[Extracted data entries]
--

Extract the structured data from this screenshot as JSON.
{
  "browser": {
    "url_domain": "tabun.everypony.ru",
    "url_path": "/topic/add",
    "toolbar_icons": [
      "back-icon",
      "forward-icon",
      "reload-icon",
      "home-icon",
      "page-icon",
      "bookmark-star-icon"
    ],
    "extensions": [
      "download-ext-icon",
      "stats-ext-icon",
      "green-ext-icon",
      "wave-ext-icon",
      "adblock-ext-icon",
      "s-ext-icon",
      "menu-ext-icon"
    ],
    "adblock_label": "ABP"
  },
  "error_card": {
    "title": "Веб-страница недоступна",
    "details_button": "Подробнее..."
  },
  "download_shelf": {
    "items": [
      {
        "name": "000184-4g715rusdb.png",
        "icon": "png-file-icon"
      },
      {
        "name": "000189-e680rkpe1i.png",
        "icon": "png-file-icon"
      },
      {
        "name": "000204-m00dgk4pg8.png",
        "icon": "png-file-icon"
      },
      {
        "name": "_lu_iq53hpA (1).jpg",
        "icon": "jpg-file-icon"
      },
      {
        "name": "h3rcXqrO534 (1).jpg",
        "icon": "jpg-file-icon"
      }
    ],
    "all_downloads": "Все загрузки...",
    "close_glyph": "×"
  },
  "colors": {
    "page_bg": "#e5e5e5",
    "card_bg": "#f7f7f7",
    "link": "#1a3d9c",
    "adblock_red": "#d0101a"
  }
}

--

> _DIRECTIONS_
Everything in the listing above should be restated exactly.

> _EXPECTED ANSWER_
Extract the structured data from this screenshot as JSON.
{
  "browser": {
    "url_domain": "tabun.everypony.ru",
    "url_path": "/topic/add",
    "toolbar_icons": [
      "back-icon",
      "forward-icon",
      "reload-icon",
      "home-icon",
      "page-icon",
      "bookmark-star-icon"
    ],
    "extensions": [
      "download-ext-icon",
      "stats-ext-icon",
      "green-ext-icon",
      "wave-ext-icon",
      "adblock-ext-icon",
      "s-ext-icon",
      "menu-ext-icon"
    ],
    "adblock_label": "ABP"
  },
  "error_card": {
    "title": "Веб-страница недоступна",
    "details_button": "Подробнее..."
  },
  "download_shelf": {
    "items": [
      {
        "name": "000184-4g715rusdb.png",
        "icon": "png-file-icon"
      },
      {
        "name": "000189-e680rkpe1i.png",
        "icon": "png-file-icon"
      },
      {
        "name": "000204-m00dgk4pg8.png",
        "icon": "png-file-icon"
      },
      {
        "name": "_lu_iq53hpA (1).jpg",
        "icon": "jpg-file-icon"
      },
      {
        "name": "h3rcXqrO534 (1).jpg",
        "icon": "jpg-file-icon"
      }
    ],
    "all_downloads": "Все загрузки...",
    "close_glyph": "×"
  },
  "colors": {
    "page_bg": "#e5e5e5",
    "card_bg": "#f7f7f7",
    "link": "#1a3d9c",
    "adblock_red": "#d0101a"
  }
}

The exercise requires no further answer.